Answer with a single number: how many lines in the listing below include "arzt"?
------ Stored data
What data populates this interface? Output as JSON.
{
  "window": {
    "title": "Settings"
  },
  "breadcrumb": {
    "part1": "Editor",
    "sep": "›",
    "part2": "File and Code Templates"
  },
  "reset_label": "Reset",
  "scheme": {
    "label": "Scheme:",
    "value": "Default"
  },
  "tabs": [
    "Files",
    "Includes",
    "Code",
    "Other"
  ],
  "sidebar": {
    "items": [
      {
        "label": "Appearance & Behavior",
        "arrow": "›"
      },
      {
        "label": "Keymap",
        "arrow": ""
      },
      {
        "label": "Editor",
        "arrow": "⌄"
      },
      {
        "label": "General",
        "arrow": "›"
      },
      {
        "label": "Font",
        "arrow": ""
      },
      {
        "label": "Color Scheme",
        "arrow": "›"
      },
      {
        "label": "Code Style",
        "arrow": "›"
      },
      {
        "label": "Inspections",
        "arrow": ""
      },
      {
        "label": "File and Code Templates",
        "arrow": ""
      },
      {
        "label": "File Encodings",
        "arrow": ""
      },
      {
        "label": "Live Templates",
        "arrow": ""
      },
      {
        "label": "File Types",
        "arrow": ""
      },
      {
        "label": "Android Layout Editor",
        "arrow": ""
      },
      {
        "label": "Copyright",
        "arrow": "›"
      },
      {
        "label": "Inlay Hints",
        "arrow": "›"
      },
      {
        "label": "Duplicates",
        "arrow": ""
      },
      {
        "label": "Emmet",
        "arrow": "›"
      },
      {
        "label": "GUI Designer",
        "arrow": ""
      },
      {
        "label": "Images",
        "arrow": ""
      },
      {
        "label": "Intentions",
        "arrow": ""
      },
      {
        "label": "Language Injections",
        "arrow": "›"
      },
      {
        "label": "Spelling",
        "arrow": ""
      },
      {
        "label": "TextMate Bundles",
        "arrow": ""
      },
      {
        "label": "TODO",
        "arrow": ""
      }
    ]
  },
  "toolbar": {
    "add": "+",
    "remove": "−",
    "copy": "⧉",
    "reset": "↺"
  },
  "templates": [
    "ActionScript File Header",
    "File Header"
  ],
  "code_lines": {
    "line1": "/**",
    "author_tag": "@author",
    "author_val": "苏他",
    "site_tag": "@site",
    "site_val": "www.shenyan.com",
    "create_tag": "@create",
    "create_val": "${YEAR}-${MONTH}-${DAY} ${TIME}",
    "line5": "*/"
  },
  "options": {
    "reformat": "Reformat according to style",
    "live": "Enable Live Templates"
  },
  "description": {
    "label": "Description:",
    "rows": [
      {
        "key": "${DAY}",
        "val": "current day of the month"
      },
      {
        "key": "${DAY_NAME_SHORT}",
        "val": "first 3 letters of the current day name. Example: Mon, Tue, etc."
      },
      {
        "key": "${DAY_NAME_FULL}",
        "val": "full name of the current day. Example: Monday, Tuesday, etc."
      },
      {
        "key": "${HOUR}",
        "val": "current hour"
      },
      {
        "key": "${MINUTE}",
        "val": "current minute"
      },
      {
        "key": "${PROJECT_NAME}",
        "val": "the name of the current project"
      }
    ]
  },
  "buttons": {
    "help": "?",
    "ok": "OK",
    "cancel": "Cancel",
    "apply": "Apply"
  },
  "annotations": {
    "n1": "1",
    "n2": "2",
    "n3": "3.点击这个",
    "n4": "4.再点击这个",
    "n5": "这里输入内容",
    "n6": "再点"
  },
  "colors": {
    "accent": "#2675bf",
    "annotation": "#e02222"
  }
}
------------
------ Stored data
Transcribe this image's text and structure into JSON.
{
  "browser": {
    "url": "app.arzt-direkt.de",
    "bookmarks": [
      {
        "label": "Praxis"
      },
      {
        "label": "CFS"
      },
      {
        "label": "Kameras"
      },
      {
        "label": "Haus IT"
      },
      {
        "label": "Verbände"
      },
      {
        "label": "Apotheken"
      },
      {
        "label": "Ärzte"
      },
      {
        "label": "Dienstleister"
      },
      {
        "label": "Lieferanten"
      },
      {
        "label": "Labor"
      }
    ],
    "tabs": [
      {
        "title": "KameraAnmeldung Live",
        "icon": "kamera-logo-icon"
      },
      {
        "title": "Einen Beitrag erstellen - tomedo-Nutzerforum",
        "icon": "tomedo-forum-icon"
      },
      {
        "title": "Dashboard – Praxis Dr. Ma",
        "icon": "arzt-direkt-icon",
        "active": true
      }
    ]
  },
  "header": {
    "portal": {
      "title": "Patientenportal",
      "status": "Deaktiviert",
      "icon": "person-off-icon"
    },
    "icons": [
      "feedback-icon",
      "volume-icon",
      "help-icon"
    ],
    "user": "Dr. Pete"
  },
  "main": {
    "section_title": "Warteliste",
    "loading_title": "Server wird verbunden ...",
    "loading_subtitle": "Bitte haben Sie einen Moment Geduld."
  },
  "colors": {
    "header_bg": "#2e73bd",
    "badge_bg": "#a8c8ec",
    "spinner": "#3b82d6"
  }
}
------------
------ Stored data
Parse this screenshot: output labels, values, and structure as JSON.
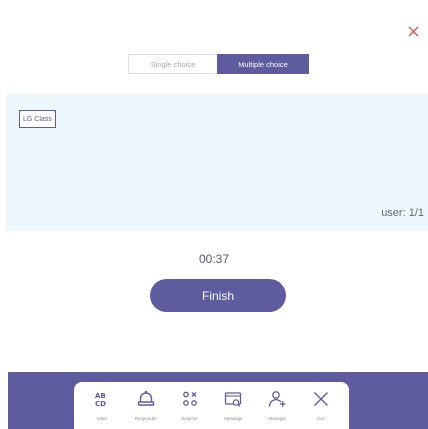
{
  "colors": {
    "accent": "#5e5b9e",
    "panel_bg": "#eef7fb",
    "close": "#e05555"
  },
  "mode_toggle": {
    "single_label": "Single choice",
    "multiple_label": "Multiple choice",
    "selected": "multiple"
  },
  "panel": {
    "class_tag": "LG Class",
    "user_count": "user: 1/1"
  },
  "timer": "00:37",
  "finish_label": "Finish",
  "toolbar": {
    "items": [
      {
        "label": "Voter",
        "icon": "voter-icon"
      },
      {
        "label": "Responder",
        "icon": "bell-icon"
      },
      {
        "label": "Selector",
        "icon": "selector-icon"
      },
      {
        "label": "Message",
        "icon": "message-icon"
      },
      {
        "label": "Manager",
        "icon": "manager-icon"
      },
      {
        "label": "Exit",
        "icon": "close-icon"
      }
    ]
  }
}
------------
> **The output**: 2